Die form- und fristgerecht (§ 151 Abs. 1 SGG) eingelegte Berufung ist statthaft (§ 143 SGG). Sie ist nicht begründet.
Das SG hat die Klage zu Recht abgewiesen, denn der angefochtene Bescheid der Beklagten ist rechtmäßig. Der Kläger hat keinen Anspruch auf Zahlung einer Verletztenrente wegen einer Berufskrankheit nach Nr. 2108 der Anlage zur BKV.
Leistungen aus der gesetzlichen Unfallversicherung (§ 26 Abs. 1 Sozialgesetzbuch Siebtes Buch - Gesetzliche Unfallversicherung -, SGB VII) sind dann zu gewähren, wenn ein Versicherungsfall eingetreten ist. Nach § 7 Abs. 1 SGB VII sind Versicherungsfälle Arbeitsunfälle und Berufskrankheiten. Berufskrankheiten sind die Krankheiten, welche die Bundesregierung durch Rechtsverordnung mit Zustimmung des Bundesrates bezeichnet und die Versicherte infolge einer den Versicherungsschutz nach §§ 2, 3 oder 6 SGB VII begründenden Tätigkeit erleiden (§ 9 Abs. 1 Satz 1 SGB VII). Die Bundesregierung ist ermächtigt worden, in der Rechtsverordnung solche Krankheiten als Berufskrankheiten zu bezeichnen, die nach den Erkenntnissen der medizinischen Wissenschaft durch besondere Einwirkungen verursacht sind, denen bestimmte Personengruppen durch ihre versicherte Tätigkeit in erheblich höherem Grade als die übrige Bevölkerung ausgesetzt sind (§ 9 Abs. 1 Satz 2 SGB VII). Nach Nr. 2108 der Anlage zur BKV sind bandscheibenbedingte Erkrankungen der Lendenwirbelsäule unter den bereits genanten Voraussetzungen eine Berufskrankheit. Eine solche liegt jedoch bei dem Kläger nicht vor.

=====

**Ihre Aufgaben**
A: Erläutern Sie anhand des Auszugs zur Berufskrankheit in ein bis drei Sätzen, weshalb das SG die Klage zu Recht abgewiesen hat.
B: Geben Sie aus dem Auszug zur Berufskrankheit den Abschnitt wörtlich wieder, der bei den Worten "Das SG hat die" einsetzt und nach den Worten "Anlage zur BKV." endet.
Die anschließenden Daten haben mit dem Auszug zur Berufskrankheit nichts zu tun.

=====

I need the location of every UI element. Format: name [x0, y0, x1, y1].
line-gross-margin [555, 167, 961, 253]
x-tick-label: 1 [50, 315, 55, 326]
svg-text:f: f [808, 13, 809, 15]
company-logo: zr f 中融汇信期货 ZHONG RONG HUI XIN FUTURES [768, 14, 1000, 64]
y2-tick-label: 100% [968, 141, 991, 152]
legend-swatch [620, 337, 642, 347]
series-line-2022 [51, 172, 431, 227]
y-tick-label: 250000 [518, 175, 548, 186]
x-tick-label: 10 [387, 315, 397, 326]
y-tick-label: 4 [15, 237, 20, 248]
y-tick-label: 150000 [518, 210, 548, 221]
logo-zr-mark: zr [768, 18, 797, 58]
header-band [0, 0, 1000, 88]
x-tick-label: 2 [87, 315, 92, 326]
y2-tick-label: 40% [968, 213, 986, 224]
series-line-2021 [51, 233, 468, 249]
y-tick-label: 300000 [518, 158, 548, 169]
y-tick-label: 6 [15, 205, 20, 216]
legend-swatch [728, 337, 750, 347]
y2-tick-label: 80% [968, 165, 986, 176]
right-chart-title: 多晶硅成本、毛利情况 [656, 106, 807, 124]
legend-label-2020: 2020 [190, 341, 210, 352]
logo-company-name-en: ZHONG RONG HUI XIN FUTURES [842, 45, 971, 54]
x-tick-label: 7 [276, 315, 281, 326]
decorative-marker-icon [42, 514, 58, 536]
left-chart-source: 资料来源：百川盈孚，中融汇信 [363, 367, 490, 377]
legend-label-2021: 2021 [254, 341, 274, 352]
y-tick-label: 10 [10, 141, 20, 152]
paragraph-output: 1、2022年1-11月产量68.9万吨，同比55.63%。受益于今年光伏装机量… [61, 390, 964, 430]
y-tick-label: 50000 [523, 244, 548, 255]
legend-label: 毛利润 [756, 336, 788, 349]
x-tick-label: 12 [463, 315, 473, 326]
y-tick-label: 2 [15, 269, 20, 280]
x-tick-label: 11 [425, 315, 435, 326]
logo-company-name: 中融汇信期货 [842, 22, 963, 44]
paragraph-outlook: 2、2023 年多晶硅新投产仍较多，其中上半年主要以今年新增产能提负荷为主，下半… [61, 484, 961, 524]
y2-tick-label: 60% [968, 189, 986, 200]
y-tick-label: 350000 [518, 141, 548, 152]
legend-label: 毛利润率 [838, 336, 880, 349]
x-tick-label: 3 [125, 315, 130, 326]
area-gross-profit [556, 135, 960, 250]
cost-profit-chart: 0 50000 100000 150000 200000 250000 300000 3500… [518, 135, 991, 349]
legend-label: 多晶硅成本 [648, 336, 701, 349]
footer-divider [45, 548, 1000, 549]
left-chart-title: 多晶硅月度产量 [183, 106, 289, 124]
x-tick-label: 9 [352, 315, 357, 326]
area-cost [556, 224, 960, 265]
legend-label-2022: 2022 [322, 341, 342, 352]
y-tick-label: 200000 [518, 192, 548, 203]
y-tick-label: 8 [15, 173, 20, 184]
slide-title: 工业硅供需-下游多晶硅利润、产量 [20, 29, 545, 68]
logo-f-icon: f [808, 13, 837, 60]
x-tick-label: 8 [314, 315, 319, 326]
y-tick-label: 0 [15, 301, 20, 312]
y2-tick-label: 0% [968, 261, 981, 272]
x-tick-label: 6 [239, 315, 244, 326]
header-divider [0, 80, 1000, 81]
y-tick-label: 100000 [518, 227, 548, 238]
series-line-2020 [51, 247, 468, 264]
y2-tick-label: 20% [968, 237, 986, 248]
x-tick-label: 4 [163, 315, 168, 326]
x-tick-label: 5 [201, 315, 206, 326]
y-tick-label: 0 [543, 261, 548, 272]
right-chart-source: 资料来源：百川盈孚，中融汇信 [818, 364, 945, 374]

=====

**Lösungen**
A: Das SG hat die Klage zu Recht abgewiesen, weil der angefochtene Bescheid der Beklagten rechtmäßig ist. Der Kläger hat keinen Anspruch auf Zahlung einer Verletztenrente wegen einer Berufskrankheit nach Nr. 2108 der Anlage zur BKV.

B:
Das SG hat die Klage zu Recht abgewiesen, denn der angefochtene Bescheid der Beklagten ist rechtmäßig. Der Kläger hat keinen Anspruch auf Zahlung einer Verletztenrente wegen einer Berufskrankheit nach Nr. 2108 der Anlage zur BKV.